## Instructions to follow:
Below is a block of records; repeat all of them exactly.

## Records for the exercise:
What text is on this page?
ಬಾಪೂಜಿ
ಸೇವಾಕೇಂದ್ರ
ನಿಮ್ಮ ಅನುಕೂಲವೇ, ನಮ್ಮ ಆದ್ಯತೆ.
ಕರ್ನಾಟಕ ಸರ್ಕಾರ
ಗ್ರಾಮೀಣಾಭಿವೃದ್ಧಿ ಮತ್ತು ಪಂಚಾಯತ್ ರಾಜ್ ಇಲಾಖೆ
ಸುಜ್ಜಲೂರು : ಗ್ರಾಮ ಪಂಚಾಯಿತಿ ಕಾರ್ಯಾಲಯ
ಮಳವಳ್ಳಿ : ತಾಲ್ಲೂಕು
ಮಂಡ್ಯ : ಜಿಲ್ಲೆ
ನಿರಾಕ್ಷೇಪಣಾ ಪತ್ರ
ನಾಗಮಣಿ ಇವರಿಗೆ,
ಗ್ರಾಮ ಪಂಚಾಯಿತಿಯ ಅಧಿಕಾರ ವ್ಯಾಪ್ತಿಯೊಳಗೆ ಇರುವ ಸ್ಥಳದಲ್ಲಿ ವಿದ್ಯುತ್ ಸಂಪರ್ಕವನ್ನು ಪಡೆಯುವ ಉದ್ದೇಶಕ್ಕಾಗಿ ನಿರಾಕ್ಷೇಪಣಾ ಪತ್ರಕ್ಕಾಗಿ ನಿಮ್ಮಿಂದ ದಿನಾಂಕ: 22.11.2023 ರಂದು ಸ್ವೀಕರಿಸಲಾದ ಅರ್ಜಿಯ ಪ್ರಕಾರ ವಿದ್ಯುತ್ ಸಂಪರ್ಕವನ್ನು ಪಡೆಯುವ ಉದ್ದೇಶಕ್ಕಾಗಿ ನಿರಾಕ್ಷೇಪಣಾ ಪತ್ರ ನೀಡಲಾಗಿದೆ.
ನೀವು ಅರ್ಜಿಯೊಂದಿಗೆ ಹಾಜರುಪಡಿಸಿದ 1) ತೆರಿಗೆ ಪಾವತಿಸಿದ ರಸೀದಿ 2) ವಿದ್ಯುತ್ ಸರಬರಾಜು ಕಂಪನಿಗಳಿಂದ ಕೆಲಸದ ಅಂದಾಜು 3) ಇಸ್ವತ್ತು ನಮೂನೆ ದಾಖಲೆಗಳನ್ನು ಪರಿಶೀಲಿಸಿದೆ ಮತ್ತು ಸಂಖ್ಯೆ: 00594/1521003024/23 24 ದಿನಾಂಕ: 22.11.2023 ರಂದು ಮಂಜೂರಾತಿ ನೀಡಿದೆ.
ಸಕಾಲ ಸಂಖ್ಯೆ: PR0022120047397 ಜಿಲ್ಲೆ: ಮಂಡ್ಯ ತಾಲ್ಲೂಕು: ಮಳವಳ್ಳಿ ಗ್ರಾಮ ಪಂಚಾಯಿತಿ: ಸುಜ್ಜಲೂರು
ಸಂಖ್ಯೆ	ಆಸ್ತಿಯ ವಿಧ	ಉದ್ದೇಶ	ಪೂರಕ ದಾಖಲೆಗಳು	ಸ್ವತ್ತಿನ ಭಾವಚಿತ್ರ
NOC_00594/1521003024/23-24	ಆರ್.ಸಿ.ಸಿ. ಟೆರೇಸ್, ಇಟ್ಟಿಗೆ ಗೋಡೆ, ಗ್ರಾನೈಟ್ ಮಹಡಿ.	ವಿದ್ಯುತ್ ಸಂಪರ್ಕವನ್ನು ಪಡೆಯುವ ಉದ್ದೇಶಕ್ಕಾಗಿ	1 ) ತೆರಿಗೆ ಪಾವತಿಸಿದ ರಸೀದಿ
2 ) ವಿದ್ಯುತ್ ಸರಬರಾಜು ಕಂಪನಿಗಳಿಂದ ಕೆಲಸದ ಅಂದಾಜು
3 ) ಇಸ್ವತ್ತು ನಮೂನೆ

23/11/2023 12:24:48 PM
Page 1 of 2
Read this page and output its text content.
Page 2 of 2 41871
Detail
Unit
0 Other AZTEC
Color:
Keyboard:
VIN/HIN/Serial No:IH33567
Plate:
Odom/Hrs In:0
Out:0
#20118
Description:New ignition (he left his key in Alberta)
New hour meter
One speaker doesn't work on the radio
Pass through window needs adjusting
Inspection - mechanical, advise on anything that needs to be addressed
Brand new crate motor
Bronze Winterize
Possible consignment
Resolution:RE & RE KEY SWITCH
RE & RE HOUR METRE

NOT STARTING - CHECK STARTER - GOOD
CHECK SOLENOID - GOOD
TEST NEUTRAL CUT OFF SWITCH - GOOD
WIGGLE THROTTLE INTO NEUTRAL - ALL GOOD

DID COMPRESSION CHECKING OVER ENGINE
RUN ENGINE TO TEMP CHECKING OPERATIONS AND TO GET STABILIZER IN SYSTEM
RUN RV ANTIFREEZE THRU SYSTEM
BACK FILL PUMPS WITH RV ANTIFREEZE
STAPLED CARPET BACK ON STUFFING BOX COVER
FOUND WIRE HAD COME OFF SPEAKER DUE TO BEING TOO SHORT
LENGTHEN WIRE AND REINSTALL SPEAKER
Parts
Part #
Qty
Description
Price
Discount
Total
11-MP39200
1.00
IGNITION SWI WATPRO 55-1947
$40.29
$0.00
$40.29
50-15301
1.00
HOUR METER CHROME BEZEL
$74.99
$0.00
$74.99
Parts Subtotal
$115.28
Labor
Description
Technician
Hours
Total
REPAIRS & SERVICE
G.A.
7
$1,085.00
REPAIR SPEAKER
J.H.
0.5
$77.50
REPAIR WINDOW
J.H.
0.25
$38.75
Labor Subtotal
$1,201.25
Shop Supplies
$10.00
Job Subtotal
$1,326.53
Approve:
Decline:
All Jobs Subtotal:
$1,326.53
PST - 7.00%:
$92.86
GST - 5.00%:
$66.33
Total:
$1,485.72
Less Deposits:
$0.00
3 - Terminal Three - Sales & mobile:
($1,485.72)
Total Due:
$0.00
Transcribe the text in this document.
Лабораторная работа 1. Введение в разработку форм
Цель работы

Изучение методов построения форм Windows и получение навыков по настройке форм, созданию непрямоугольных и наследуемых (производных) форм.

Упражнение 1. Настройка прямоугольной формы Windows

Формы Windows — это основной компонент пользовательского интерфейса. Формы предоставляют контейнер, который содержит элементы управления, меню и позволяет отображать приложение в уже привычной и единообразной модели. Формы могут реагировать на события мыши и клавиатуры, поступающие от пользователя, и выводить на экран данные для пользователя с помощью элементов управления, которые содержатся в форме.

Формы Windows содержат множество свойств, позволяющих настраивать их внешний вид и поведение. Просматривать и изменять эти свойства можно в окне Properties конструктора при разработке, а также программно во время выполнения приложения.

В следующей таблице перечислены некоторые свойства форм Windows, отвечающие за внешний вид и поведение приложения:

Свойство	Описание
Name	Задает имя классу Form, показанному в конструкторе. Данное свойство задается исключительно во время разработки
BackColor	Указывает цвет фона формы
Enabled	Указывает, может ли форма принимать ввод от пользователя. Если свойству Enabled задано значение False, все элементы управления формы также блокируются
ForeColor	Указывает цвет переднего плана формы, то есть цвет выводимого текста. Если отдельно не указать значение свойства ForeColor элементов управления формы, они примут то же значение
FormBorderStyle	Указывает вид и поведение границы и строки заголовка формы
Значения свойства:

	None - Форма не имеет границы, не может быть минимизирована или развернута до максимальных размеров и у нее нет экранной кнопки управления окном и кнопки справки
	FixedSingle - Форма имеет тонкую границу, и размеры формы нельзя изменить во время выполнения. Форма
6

## Exercise result:
What text is on this page?
ಬಾಪೂಜಿ
ಸೇವಾಕೇಂದ್ರ
ನಿಮ್ಮ ಅನುಕೂಲವೇ, ನಮ್ಮ ಆದ್ಯತೆ.
ಕರ್ನಾಟಕ ಸರ್ಕಾರ
ಗ್ರಾಮೀಣಾಭಿವೃದ್ಧಿ ಮತ್ತು ಪಂಚಾಯತ್ ರಾಜ್ ಇಲಾಖೆ
ಸುಜ್ಜಲೂರು : ಗ್ರಾಮ ಪಂಚಾಯಿತಿ ಕಾರ್ಯಾಲಯ
ಮಳವಳ್ಳಿ : ತಾಲ್ಲೂಕು
ಮಂಡ್ಯ : ಜಿಲ್ಲೆ
ನಿರಾಕ್ಷೇಪಣಾ ಪತ್ರ
ನಾಗಮಣಿ ಇವರಿಗೆ,
ಗ್ರಾಮ ಪಂಚಾಯಿತಿಯ ಅಧಿಕಾರ ವ್ಯಾಪ್ತಿಯೊಳಗೆ ಇರುವ ಸ್ಥಳದಲ್ಲಿ ವಿದ್ಯುತ್ ಸಂಪರ್ಕವನ್ನು ಪಡೆಯುವ ಉದ್ದೇಶಕ್ಕಾಗಿ ನಿರಾಕ್ಷೇಪಣಾ ಪತ್ರಕ್ಕಾಗಿ ನಿಮ್ಮಿಂದ ದಿನಾಂಕ: 22.11.2023 ರಂದು ಸ್ವೀಕರಿಸಲಾದ ಅರ್ಜಿಯ ಪ್ರಕಾರ ವಿದ್ಯುತ್ ಸಂಪರ್ಕವನ್ನು ಪಡೆಯುವ ಉದ್ದೇಶಕ್ಕಾಗಿ ನಿರಾಕ್ಷೇಪಣಾ ಪತ್ರ ನೀಡಲಾಗಿದೆ.
ನೀವು ಅರ್ಜಿಯೊಂದಿಗೆ ಹಾಜರುಪಡಿಸಿದ 1) ತೆರಿಗೆ ಪಾವತಿಸಿದ ರಸೀದಿ 2) ವಿದ್ಯುತ್ ಸರಬರಾಜು ಕಂಪನಿಗಳಿಂದ ಕೆಲಸದ ಅಂದಾಜು 3) ಇಸ್ವತ್ತು ನಮೂನೆ ದಾಖಲೆಗಳನ್ನು ಪರಿಶೀಲಿಸಿದೆ ಮತ್ತು ಸಂಖ್ಯೆ: 00594/1521003024/23 24 ದಿನಾಂಕ: 22.11.2023 ರಂದು ಮಂಜೂರಾತಿ ನೀಡಿದೆ.
ಸಕಾಲ ಸಂಖ್ಯೆ: PR0022120047397 ಜಿಲ್ಲೆ: ಮಂಡ್ಯ ತಾಲ್ಲೂಕು: ಮಳವಳ್ಳಿ ಗ್ರಾಮ ಪಂಚಾಯಿತಿ: ಸುಜ್ಜಲೂರು
ಸಂಖ್ಯೆ	ಆಸ್ತಿಯ ವಿಧ	ಉದ್ದೇಶ	ಪೂರಕ ದಾಖಲೆಗಳು	ಸ್ವತ್ತಿನ ಭಾವಚಿತ್ರ
NOC_00594/1521003024/23-24	ಆರ್.ಸಿ.ಸಿ. ಟೆರೇಸ್, ಇಟ್ಟಿಗೆ ಗೋಡೆ, ಗ್ರಾನೈಟ್ ಮಹಡಿ.	ವಿದ್ಯುತ್ ಸಂಪರ್ಕವನ್ನು ಪಡೆಯುವ ಉದ್ದೇಶಕ್ಕಾಗಿ	1 ) ತೆರಿಗೆ ಪಾವತಿಸಿದ ರಸೀದಿ
2 ) ವಿದ್ಯುತ್ ಸರಬರಾಜು ಕಂಪನಿಗಳಿಂದ ಕೆಲಸದ ಅಂದಾಜು
3 ) ಇಸ್ವತ್ತು ನಮೂನೆ

23/11/2023 12:24:48 PM
Page 1 of 2
Read this page and output its text content.
Page 2 of 2 41871
Detail
Unit
0 Other AZTEC
Color:
Keyboard:
VIN/HIN/Serial No:IH33567
Plate:
Odom/Hrs In:0
Out:0
#20118
Description:New ignition (he left his key in Alberta)
New hour meter
One speaker doesn't work on the radio
Pass through window needs adjusting
Inspection - mechanical, advise on anything that needs to be addressed
Brand new crate motor
Bronze Winterize
Possible consignment
Resolution:RE & RE KEY SWITCH
RE & RE HOUR METRE

NOT STARTING - CHECK STARTER - GOOD
CHECK SOLENOID - GOOD
TEST NEUTRAL CUT OFF SWITCH - GOOD
WIGGLE THROTTLE INTO NEUTRAL - ALL GOOD

DID COMPRESSION CHECKING OVER ENGINE
RUN ENGINE TO TEMP CHECKING OPERATIONS AND TO GET STABILIZER IN SYSTEM
RUN RV ANTIFREEZE THRU SYSTEM
BACK FILL PUMPS WITH RV ANTIFREEZE
STAPLED CARPET BACK ON STUFFING BOX COVER
FOUND WIRE HAD COME OFF SPEAKER DUE TO BEING TOO SHORT
LENGTHEN WIRE AND REINSTALL SPEAKER
Parts
Part #
Qty
Description
Price
Discount
Total
11-MP39200
1.00
IGNITION SWI WATPRO 55-1947
$40.29
$0.00
$40.29
50-15301
1.00
HOUR METER CHROME BEZEL
$74.99
$0.00
$74.99
Parts Subtotal
$115.28
Labor
Description
Technician
Hours
Total
REPAIRS & SERVICE
G.A.
7
$1,085.00
REPAIR SPEAKER
J.H.
0.5
$77.50
REPAIR WINDOW
J.H.
0.25
$38.75
Labor Subtotal
$1,201.25
Shop Supplies
$10.00
Job Subtotal
$1,326.53
Approve:
Decline:
All Jobs Subtotal:
$1,326.53
PST - 7.00%:
$92.86
GST - 5.00%:
$66.33
Total:
$1,485.72
Less Deposits:
$0.00
3 - Terminal Three - Sales & mobile:
($1,485.72)
Total Due:
$0.00
Transcribe the text in this document.
Лабораторная работа 1. Введение в разработку форм
Цель работы

Изучение методов построения форм Windows и получение навыков по настройке форм, созданию непрямоугольных и наследуемых (производных) форм.

Упражнение 1. Настройка прямоугольной формы Windows

Формы Windows — это основной компонент пользовательского интерфейса. Формы предоставляют контейнер, который содержит элементы управления, меню и позволяет отображать приложение в уже привычной и единообразной модели. Формы могут реагировать на события мыши и клавиатуры, поступающие от пользователя, и выводить на экран данные для пользователя с помощью элементов управления, которые содержатся в форме.

Формы Windows содержат множество свойств, позволяющих настраивать их внешний вид и поведение. Просматривать и изменять эти свойства можно в окне Properties конструктора при разработке, а также программно во время выполнения приложения.

В следующей таблице перечислены некоторые свойства форм Windows, отвечающие за внешний вид и поведение приложения:

Свойство	Описание
Name	Задает имя классу Form, показанному в конструкторе. Данное свойство задается исключительно во время разработки
BackColor	Указывает цвет фона формы
Enabled	Указывает, может ли форма принимать ввод от пользователя. Если свойству Enabled задано значение False, все элементы управления формы также блокируются
ForeColor	Указывает цвет переднего плана формы, то есть цвет выводимого текста. Если отдельно не указать значение свойства ForeColor элементов управления формы, они примут то же значение
FormBorderStyle	Указывает вид и поведение границы и строки заголовка формы
Значения свойства:

	None - Форма не имеет границы, не может быть минимизирована или развернута до максимальных размеров и у нее нет экранной кнопки управления окном и кнопки справки
	FixedSingle - Форма имеет тонкую границу, и размеры формы нельзя изменить во время выполнения. Форма
6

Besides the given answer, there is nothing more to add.